Dataset items
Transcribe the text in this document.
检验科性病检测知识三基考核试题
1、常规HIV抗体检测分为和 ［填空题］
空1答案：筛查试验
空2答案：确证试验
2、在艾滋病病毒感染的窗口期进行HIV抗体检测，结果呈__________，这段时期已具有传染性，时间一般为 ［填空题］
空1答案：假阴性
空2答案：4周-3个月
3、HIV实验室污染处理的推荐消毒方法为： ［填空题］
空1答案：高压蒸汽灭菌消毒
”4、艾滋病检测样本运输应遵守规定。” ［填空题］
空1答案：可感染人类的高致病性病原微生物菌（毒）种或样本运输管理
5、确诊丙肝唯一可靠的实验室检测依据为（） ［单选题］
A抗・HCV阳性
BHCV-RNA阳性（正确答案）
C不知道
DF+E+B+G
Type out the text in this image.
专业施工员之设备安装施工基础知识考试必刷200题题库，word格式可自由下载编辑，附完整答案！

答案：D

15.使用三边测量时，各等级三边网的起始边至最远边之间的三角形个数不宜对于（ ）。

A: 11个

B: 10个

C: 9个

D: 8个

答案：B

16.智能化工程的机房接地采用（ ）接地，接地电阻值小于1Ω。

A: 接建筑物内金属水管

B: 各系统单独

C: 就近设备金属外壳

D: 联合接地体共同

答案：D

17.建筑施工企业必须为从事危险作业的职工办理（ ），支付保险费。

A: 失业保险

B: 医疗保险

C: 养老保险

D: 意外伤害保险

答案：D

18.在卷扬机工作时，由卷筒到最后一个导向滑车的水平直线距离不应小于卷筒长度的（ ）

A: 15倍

# [Directive]
Copy in full each line that holds the word "this".

# [Written response]
Transcribe the text in this document.
Type out the text in this image.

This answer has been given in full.